Objective
Repeat the records in full and exactly, omitting pictures.

Items from a figure collection

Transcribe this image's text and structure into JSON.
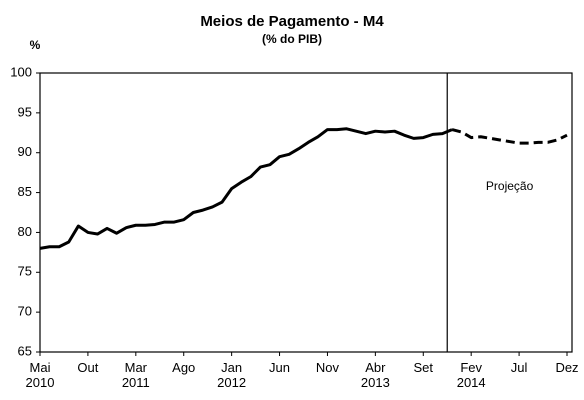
{
  "chart_data": {
    "type": "line",
    "title": "Meios de Pagamento - M4",
    "subtitle": "(% do PIB)",
    "y_label": "%",
    "annotation": "Projeção",
    "categories": [
      "Mai\n2010",
      null,
      null,
      null,
      null,
      "Out",
      null,
      null,
      null,
      null,
      "Mar\n2011",
      null,
      null,
      null,
      null,
      "Ago",
      null,
      null,
      null,
      null,
      "Jan\n2012",
      null,
      null,
      null,
      null,
      "Jun",
      null,
      null,
      null,
      null,
      "Nov",
      null,
      null,
      null,
      null,
      "Abr\n2013",
      null,
      null,
      null,
      null,
      "Set",
      null,
      null,
      null,
      null,
      "Fev\n2014",
      null,
      null,
      null,
      null,
      "Jul",
      null,
      null,
      null,
      null,
      "Dez"
    ],
    "series": [
      {
        "style": "solid",
        "color": "#000000",
        "values": [
          78.0,
          78.2,
          78.2,
          78.8,
          80.8,
          80.0,
          79.8,
          80.5,
          79.9,
          80.6,
          80.9,
          80.9,
          81.0,
          81.3,
          81.3,
          81.6,
          82.5,
          82.8,
          83.2,
          83.8,
          85.5,
          86.3,
          87.0,
          88.2,
          88.5,
          89.5,
          89.8,
          90.5,
          91.3,
          92.0,
          92.9,
          92.9,
          93.0,
          92.7,
          92.4,
          92.7,
          92.6,
          92.7,
          92.2,
          91.8,
          91.9,
          92.3,
          92.4,
          92.9,
          null,
          null,
          null,
          null,
          null,
          null,
          null,
          null,
          null,
          null,
          null,
          null
        ]
      },
      {
        "style": "dashed",
        "color": "#000000",
        "values": [
          null,
          null,
          null,
          null,
          null,
          null,
          null,
          null,
          null,
          null,
          null,
          null,
          null,
          null,
          null,
          null,
          null,
          null,
          null,
          null,
          null,
          null,
          null,
          null,
          null,
          null,
          null,
          null,
          null,
          null,
          null,
          null,
          null,
          null,
          null,
          null,
          null,
          null,
          null,
          null,
          null,
          null,
          null,
          92.9,
          92.6,
          91.9,
          92.0,
          91.8,
          91.6,
          91.4,
          91.2,
          91.2,
          91.3,
          91.3,
          91.6,
          92.2
        ]
      }
    ],
    "ylim": [
      65,
      100
    ],
    "yticks": [
      65,
      70,
      75,
      80,
      85,
      90,
      95,
      100
    ],
    "grid": false
  }
}
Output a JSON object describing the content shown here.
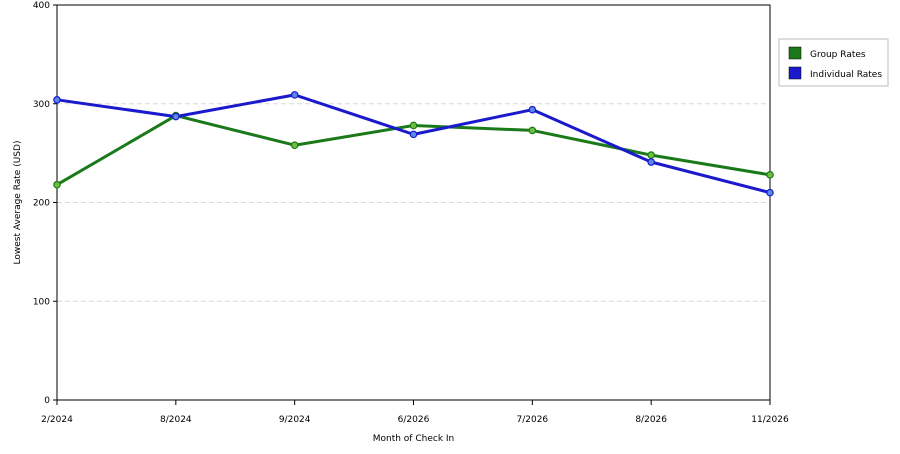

Solution to this problem
Transcribe this image's text and structure into JSON.
{
  "chart_data": {
    "type": "line",
    "title": "Meios de Pagamento - M4",
    "subtitle": "(% do PIB)",
    "y_label": "%",
    "annotation": "Projeção",
    "categories": [
      "Mai\n2010",
      null,
      null,
      null,
      null,
      "Out",
      null,
      null,
      null,
      null,
      "Mar\n2011",
      null,
      null,
      null,
      null,
      "Ago",
      null,
      null,
      null,
      null,
      "Jan\n2012",
      null,
      null,
      null,
      null,
      "Jun",
      null,
      null,
      null,
      null,
      "Nov",
      null,
      null,
      null,
      null,
      "Abr\n2013",
      null,
      null,
      null,
      null,
      "Set",
      null,
      null,
      null,
      null,
      "Fev\n2014",
      null,
      null,
      null,
      null,
      "Jul",
      null,
      null,
      null,
      null,
      "Dez"
    ],
    "series": [
      {
        "style": "solid",
        "color": "#000000",
        "values": [
          78.0,
          78.2,
          78.2,
          78.8,
          80.8,
          80.0,
          79.8,
          80.5,
          79.9,
          80.6,
          80.9,
          80.9,
          81.0,
          81.3,
          81.3,
          81.6,
          82.5,
          82.8,
          83.2,
          83.8,
          85.5,
          86.3,
          87.0,
          88.2,
          88.5,
          89.5,
          89.8,
          90.5,
          91.3,
          92.0,
          92.9,
          92.9,
          93.0,
          92.7,
          92.4,
          92.7,
          92.6,
          92.7,
          92.2,
          91.8,
          91.9,
          92.3,
          92.4,
          92.9,
          null,
          null,
          null,
          null,
          null,
          null,
          null,
          null,
          null,
          null,
          null,
          null
        ]
      },
      {
        "style": "dashed",
        "color": "#000000",
        "values": [
          null,
          null,
          null,
          null,
          null,
          null,
          null,
          null,
          null,
          null,
          null,
          null,
          null,
          null,
          null,
          null,
          null,
          null,
          null,
          null,
          null,
          null,
          null,
          null,
          null,
          null,
          null,
          null,
          null,
          null,
          null,
          null,
          null,
          null,
          null,
          null,
          null,
          null,
          null,
          null,
          null,
          null,
          null,
          92.9,
          92.6,
          91.9,
          92.0,
          91.8,
          91.6,
          91.4,
          91.2,
          91.2,
          91.3,
          91.3,
          91.6,
          92.2
        ]
      }
    ],
    "ylim": [
      65,
      100
    ],
    "yticks": [
      65,
      70,
      75,
      80,
      85,
      90,
      95,
      100
    ],
    "grid": false
  }
}
Output a JSON object describing the content shown here.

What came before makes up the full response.